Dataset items
________________
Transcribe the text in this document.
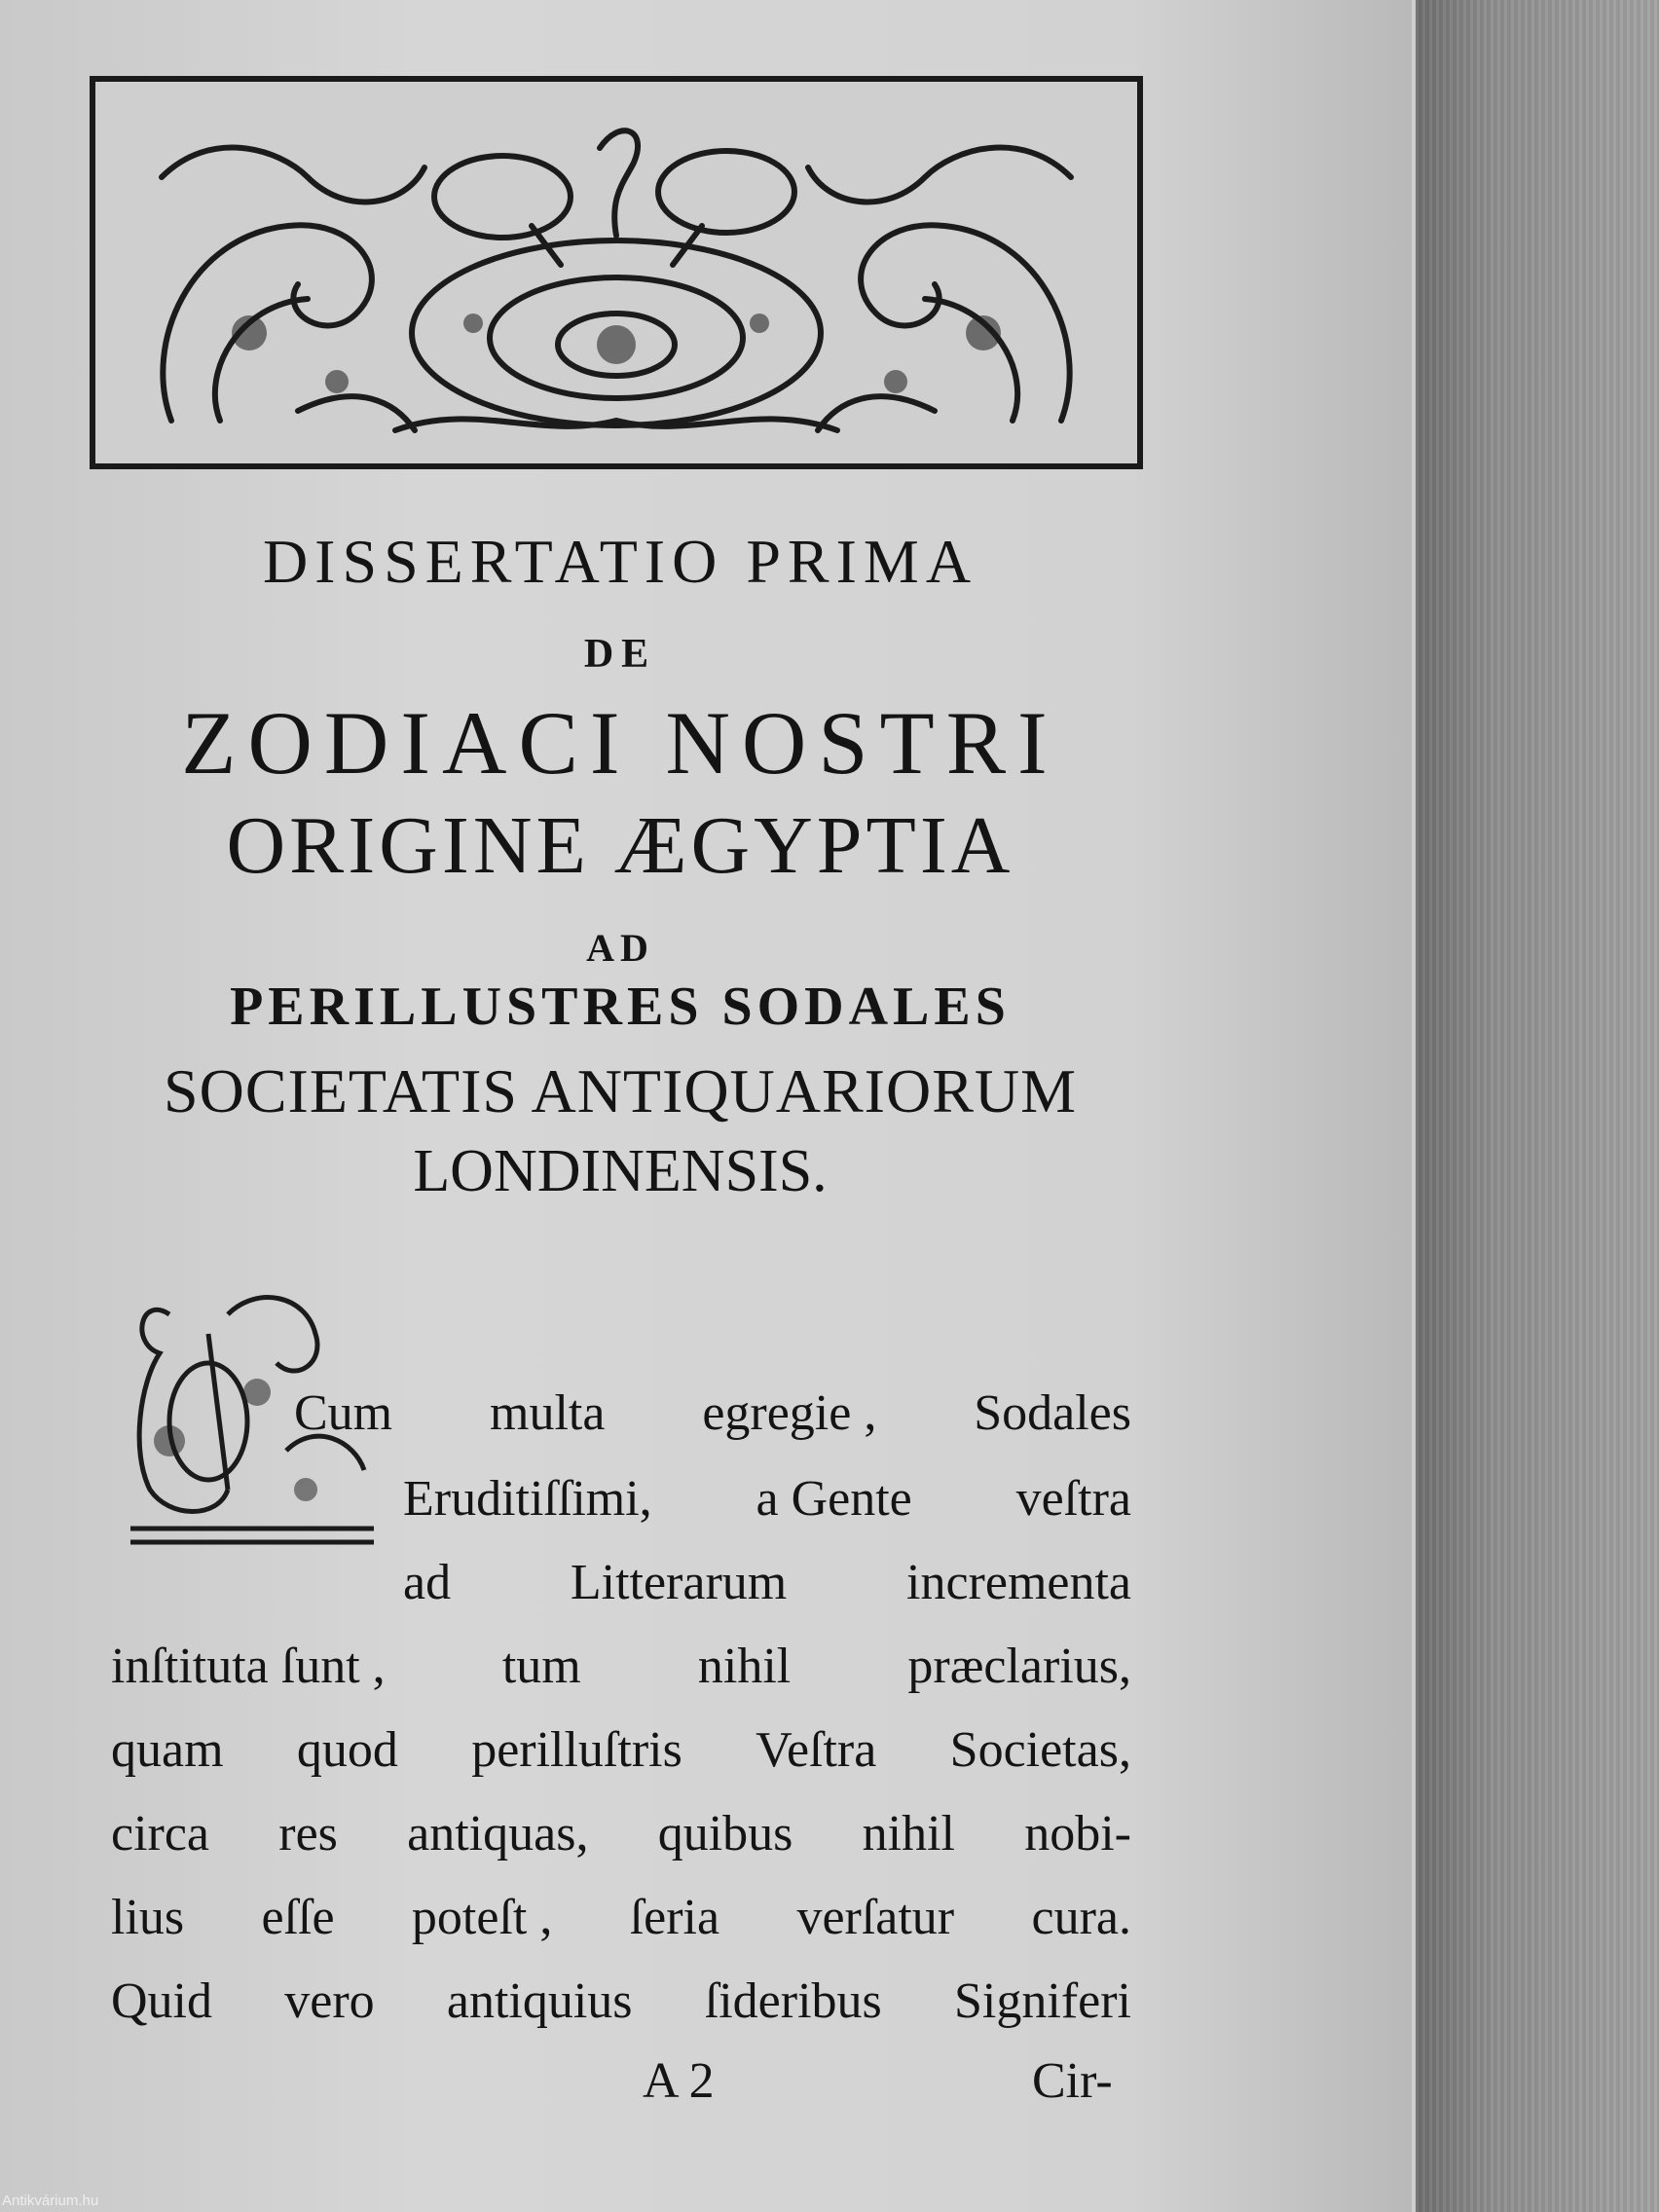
DISSERTATIO PRIMA
DE
ZODIACI NOSTRI
ORIGINE ÆGYPTIA
AD
PERILLUSTRES SODALES
SOCIETATIS ANTIQUARIORUM
LONDINENSIS.
Cum multa egregie , Sodales
Eruditiſſimi, a Gente veſtra
ad Litterarum incrementa
inſtituta ſunt , tum nihil præclarius,
quam quod perilluſtris Veſtra Societas,
circa res antiquas, quibus nihil nobi-
lius eſſe poteſt , ſeria verſatur cura.
Quid vero antiquius ſideribus Signiferi
A 2	Cir-
Antikvárium.hu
________________
-- Exercise brief --
Leave out the pictures and transcribe everything else exactly.

-- Written response --
Transcribe the text in this document.
DISSERTATIO PRIMA
DE
ZODIACI NOSTRI
ORIGINE ÆGYPTIA
AD
PERILLUSTRES SODALES
SOCIETATIS ANTIQUARIORUM
LONDINENSIS.
Cum multa egregie , Sodales
Eruditiſſimi, a Gente veſtra
ad Litterarum incrementa
inſtituta ſunt , tum nihil præclarius,
quam quod perilluſtris Veſtra Societas,
circa res antiquas, quibus nihil nobi-
lius eſſe poteſt , ſeria verſatur cura.
Quid vero antiquius ſideribus Signiferi
A 2	Cir-
Antikvárium.hu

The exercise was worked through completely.